* [Written exercise]
Among the lines below, list those containing the string "kræfter".

— start Material for the task —

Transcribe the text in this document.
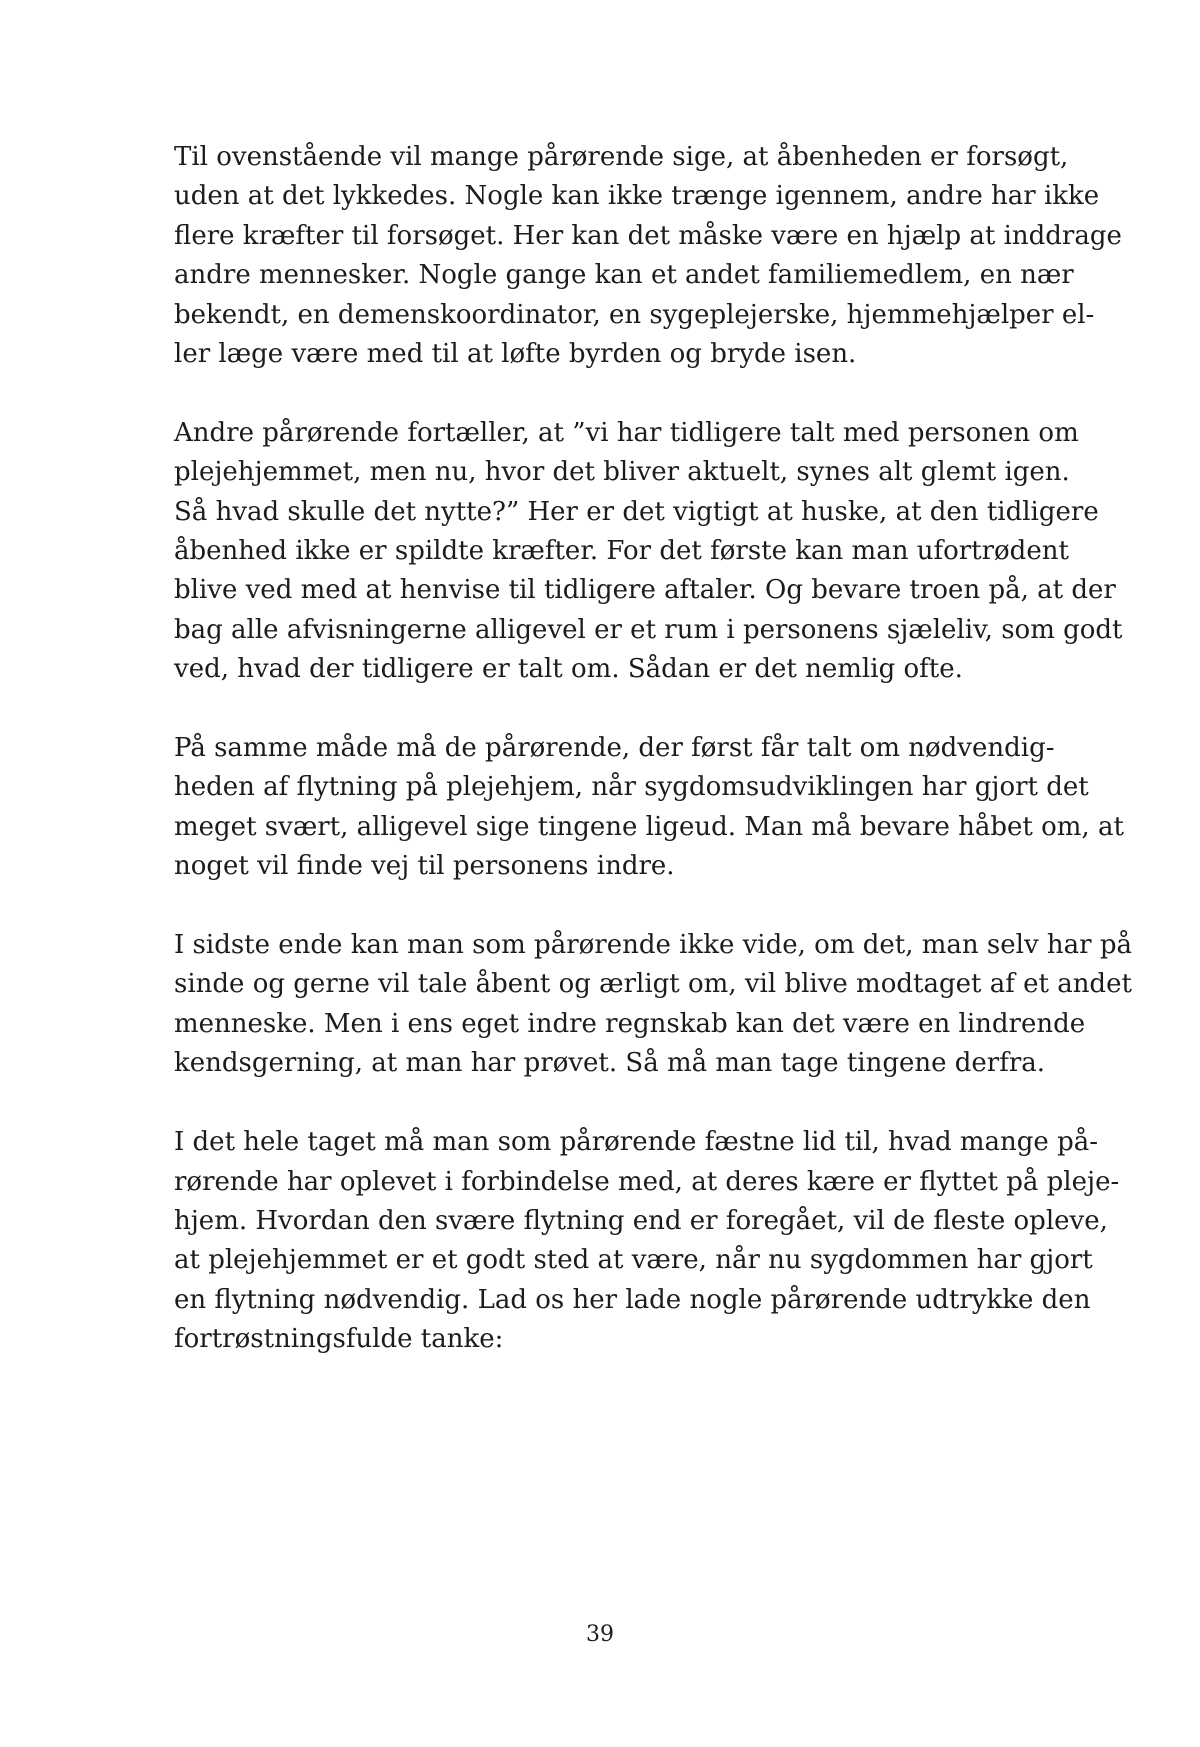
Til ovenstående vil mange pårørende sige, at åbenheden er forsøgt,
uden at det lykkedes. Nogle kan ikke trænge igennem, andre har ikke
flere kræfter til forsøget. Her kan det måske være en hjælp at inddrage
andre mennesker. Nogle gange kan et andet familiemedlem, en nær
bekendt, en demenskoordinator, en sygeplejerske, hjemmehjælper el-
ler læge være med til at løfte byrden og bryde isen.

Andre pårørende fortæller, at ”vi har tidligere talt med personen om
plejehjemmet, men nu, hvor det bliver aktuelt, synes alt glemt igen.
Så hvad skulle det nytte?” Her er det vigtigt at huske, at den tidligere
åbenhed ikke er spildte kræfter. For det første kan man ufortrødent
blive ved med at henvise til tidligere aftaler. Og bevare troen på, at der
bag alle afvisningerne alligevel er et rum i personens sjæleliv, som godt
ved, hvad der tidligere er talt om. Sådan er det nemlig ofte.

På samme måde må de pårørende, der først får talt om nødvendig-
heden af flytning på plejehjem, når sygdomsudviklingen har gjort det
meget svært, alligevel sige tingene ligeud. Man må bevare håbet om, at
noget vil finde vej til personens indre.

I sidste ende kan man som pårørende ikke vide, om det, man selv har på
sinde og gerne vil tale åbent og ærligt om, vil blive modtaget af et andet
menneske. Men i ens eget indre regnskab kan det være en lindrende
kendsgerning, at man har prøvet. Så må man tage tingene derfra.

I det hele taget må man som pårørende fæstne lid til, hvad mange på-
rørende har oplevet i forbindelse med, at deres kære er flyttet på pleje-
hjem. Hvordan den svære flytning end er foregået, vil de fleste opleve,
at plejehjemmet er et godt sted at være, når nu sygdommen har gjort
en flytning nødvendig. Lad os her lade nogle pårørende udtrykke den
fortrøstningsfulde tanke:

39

— end Material for the task —

* [Answer to this exercise]
flere kræfter til forsøget. Her kan det måske være en hjælp at inddrage
åbenhed ikke er spildte kræfter. For det første kan man ufortrødent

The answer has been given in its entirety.